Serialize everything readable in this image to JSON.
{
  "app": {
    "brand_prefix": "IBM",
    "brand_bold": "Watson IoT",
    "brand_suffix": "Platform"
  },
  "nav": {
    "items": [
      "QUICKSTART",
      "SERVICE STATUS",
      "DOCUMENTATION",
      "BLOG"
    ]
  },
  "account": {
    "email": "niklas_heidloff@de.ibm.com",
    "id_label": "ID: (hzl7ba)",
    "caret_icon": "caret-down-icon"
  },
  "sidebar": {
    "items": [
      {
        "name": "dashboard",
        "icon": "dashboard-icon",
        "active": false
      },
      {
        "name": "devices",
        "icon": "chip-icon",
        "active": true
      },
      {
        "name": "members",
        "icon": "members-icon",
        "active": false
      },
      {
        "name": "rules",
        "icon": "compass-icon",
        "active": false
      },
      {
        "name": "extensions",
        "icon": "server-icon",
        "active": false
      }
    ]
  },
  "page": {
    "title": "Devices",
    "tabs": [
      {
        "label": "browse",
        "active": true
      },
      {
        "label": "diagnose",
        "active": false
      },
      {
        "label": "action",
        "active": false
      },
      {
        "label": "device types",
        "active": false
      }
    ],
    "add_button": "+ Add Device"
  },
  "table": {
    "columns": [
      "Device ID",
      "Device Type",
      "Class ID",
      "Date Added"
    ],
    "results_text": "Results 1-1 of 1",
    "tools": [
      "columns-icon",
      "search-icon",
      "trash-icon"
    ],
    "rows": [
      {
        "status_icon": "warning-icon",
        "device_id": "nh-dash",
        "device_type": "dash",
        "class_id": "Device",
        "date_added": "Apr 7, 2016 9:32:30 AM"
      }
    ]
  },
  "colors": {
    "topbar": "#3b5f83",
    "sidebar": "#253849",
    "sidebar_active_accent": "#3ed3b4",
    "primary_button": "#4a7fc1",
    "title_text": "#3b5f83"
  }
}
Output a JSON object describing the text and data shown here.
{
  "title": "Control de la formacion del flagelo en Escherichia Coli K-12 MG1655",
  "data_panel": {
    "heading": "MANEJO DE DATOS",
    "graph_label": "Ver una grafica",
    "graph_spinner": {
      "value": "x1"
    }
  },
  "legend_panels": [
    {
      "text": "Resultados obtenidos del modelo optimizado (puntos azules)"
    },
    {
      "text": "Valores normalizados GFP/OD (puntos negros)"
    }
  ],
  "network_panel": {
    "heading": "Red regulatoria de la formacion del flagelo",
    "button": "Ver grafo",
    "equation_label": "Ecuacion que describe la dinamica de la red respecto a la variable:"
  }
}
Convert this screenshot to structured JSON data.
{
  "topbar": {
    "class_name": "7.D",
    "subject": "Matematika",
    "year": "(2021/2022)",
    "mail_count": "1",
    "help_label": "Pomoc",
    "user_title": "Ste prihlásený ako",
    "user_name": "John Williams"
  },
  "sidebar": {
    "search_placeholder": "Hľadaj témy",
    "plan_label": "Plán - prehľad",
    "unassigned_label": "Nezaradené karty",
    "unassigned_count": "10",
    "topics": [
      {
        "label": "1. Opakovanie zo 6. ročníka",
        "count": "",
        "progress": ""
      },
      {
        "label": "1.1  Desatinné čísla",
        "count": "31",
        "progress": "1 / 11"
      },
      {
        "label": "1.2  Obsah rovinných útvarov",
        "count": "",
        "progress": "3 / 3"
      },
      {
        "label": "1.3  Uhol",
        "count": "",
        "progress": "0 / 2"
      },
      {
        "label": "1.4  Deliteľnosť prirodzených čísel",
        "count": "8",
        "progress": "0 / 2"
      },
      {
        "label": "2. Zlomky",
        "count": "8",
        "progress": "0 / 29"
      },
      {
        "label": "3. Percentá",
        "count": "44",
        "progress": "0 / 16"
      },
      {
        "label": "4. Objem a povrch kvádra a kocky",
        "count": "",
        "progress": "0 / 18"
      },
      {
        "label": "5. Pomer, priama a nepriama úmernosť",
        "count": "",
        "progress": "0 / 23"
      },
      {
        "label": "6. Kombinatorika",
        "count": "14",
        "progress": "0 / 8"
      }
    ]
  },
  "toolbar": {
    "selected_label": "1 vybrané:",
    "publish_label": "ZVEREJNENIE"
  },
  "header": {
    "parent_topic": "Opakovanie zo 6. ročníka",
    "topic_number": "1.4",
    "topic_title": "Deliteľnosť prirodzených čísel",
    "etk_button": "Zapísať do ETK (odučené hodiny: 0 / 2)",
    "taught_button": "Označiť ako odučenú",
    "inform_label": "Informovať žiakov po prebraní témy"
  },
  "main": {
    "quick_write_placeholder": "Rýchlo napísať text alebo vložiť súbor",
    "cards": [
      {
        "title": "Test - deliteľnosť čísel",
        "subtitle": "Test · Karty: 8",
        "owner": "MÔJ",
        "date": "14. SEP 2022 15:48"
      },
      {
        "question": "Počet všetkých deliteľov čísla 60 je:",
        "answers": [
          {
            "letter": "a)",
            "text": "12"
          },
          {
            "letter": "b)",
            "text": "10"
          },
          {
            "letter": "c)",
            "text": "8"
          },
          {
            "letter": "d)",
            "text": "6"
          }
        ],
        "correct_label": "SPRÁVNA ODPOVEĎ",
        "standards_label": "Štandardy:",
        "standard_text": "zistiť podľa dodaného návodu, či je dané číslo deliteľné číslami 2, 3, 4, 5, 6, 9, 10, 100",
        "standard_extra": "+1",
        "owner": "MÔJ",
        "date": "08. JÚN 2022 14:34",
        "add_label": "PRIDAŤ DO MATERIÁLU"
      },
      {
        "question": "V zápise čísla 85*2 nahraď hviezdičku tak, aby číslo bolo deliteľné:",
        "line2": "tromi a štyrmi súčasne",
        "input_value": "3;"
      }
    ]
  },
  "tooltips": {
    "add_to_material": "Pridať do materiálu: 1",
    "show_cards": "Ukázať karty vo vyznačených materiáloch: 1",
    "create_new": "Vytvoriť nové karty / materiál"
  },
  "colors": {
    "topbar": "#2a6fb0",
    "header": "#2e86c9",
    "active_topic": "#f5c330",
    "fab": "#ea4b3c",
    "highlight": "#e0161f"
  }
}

- - - - - - -

▶ [TASK OBJECTIVE]:
Take the entries and copy them out exactly.

▶ [RESULT BELOW]:
Serialize everything readable in this image to JSON.
{
  "app": {
    "brand_prefix": "IBM",
    "brand_bold": "Watson IoT",
    "brand_suffix": "Platform"
  },
  "nav": {
    "items": [
      "QUICKSTART",
      "SERVICE STATUS",
      "DOCUMENTATION",
      "BLOG"
    ]
  },
  "account": {
    "email": "niklas_heidloff@de.ibm.com",
    "id_label": "ID: (hzl7ba)",
    "caret_icon": "caret-down-icon"
  },
  "sidebar": {
    "items": [
      {
        "name": "dashboard",
        "icon": "dashboard-icon",
        "active": false
      },
      {
        "name": "devices",
        "icon": "chip-icon",
        "active": true
      },
      {
        "name": "members",
        "icon": "members-icon",
        "active": false
      },
      {
        "name": "rules",
        "icon": "compass-icon",
        "active": false
      },
      {
        "name": "extensions",
        "icon": "server-icon",
        "active": false
      }
    ]
  },
  "page": {
    "title": "Devices",
    "tabs": [
      {
        "label": "browse",
        "active": true
      },
      {
        "label": "diagnose",
        "active": false
      },
      {
        "label": "action",
        "active": false
      },
      {
        "label": "device types",
        "active": false
      }
    ],
    "add_button": "+ Add Device"
  },
  "table": {
    "columns": [
      "Device ID",
      "Device Type",
      "Class ID",
      "Date Added"
    ],
    "results_text": "Results 1-1 of 1",
    "tools": [
      "columns-icon",
      "search-icon",
      "trash-icon"
    ],
    "rows": [
      {
        "status_icon": "warning-icon",
        "device_id": "nh-dash",
        "device_type": "dash",
        "class_id": "Device",
        "date_added": "Apr 7, 2016 9:32:30 AM"
      }
    ]
  },
  "colors": {
    "topbar": "#3b5f83",
    "sidebar": "#253849",
    "sidebar_active_accent": "#3ed3b4",
    "primary_button": "#4a7fc1",
    "title_text": "#3b5f83"
  }
}
Output a JSON object describing the text and data shown here.
{
  "title": "Control de la formacion del flagelo en Escherichia Coli K-12 MG1655",
  "data_panel": {
    "heading": "MANEJO DE DATOS",
    "graph_label": "Ver una grafica",
    "graph_spinner": {
      "value": "x1"
    }
  },
  "legend_panels": [
    {
      "text": "Resultados obtenidos del modelo optimizado (puntos azules)"
    },
    {
      "text": "Valores normalizados GFP/OD (puntos negros)"
    }
  ],
  "network_panel": {
    "heading": "Red regulatoria de la formacion del flagelo",
    "button": "Ver grafo",
    "equation_label": "Ecuacion que describe la dinamica de la red respecto a la variable:"
  }
}
Convert this screenshot to structured JSON data.
{
  "topbar": {
    "class_name": "7.D",
    "subject": "Matematika",
    "year": "(2021/2022)",
    "mail_count": "1",
    "help_label": "Pomoc",
    "user_title": "Ste prihlásený ako",
    "user_name": "John Williams"
  },
  "sidebar": {
    "search_placeholder": "Hľadaj témy",
    "plan_label": "Plán - prehľad",
    "unassigned_label": "Nezaradené karty",
    "unassigned_count": "10",
    "topics": [
      {
        "label": "1. Opakovanie zo 6. ročníka",
        "count": "",
        "progress": ""
      },
      {
        "label": "1.1  Desatinné čísla",
        "count": "31",
        "progress": "1 / 11"
      },
      {
        "label": "1.2  Obsah rovinných útvarov",
        "count": "",
        "progress": "3 / 3"
      },
      {
        "label": "1.3  Uhol",
        "count": "",
        "progress": "0 / 2"
      },
      {
        "label": "1.4  Deliteľnosť prirodzených čísel",
        "count": "8",
        "progress": "0 / 2"
      },
      {
        "label": "2. Zlomky",
        "count": "8",
        "progress": "0 / 29"
      },
      {
        "label": "3. Percentá",
        "count": "44",
        "progress": "0 / 16"
      },
      {
        "label": "4. Objem a povrch kvádra a kocky",
        "count": "",
        "progress": "0 / 18"
      },
      {
        "label": "5. Pomer, priama a nepriama úmernosť",
        "count": "",
        "progress": "0 / 23"
      },
      {
        "label": "6. Kombinatorika",
        "count": "14",
        "progress": "0 / 8"
      }
    ]
  },
  "toolbar": {
    "selected_label": "1 vybrané:",
    "publish_label": "ZVEREJNENIE"
  },
  "header": {
    "parent_topic": "Opakovanie zo 6. ročníka",
    "topic_number": "1.4",
    "topic_title": "Deliteľnosť prirodzených čísel",
    "etk_button": "Zapísať do ETK (odučené hodiny: 0 / 2)",
    "taught_button": "Označiť ako odučenú",
    "inform_label": "Informovať žiakov po prebraní témy"
  },
  "main": {
    "quick_write_placeholder": "Rýchlo napísať text alebo vložiť súbor",
    "cards": [
      {
        "title": "Test - deliteľnosť čísel",
        "subtitle": "Test · Karty: 8",
        "owner": "MÔJ",
        "date": "14. SEP 2022 15:48"
      },
      {
        "question": "Počet všetkých deliteľov čísla 60 je:",
        "answers": [
          {
            "letter": "a)",
            "text": "12"
          },
          {
            "letter": "b)",
            "text": "10"
          },
          {
            "letter": "c)",
            "text": "8"
          },
          {
            "letter": "d)",
            "text": "6"
          }
        ],
        "correct_label": "SPRÁVNA ODPOVEĎ",
        "standards_label": "Štandardy:",
        "standard_text": "zistiť podľa dodaného návodu, či je dané číslo deliteľné číslami 2, 3, 4, 5, 6, 9, 10, 100",
        "standard_extra": "+1",
        "owner": "MÔJ",
        "date": "08. JÚN 2022 14:34",
        "add_label": "PRIDAŤ DO MATERIÁLU"
      },
      {
        "question": "V zápise čísla 85*2 nahraď hviezdičku tak, aby číslo bolo deliteľné:",
        "line2": "tromi a štyrmi súčasne",
        "input_value": "3;"
      }
    ]
  },
  "tooltips": {
    "add_to_material": "Pridať do materiálu: 1",
    "show_cards": "Ukázať karty vo vyznačených materiáloch: 1",
    "create_new": "Vytvoriť nové karty / materiál"
  },
  "colors": {
    "topbar": "#2a6fb0",
    "header": "#2e86c9",
    "active_topic": "#f5c330",
    "fab": "#ea4b3c",
    "highlight": "#e0161f"
  }
}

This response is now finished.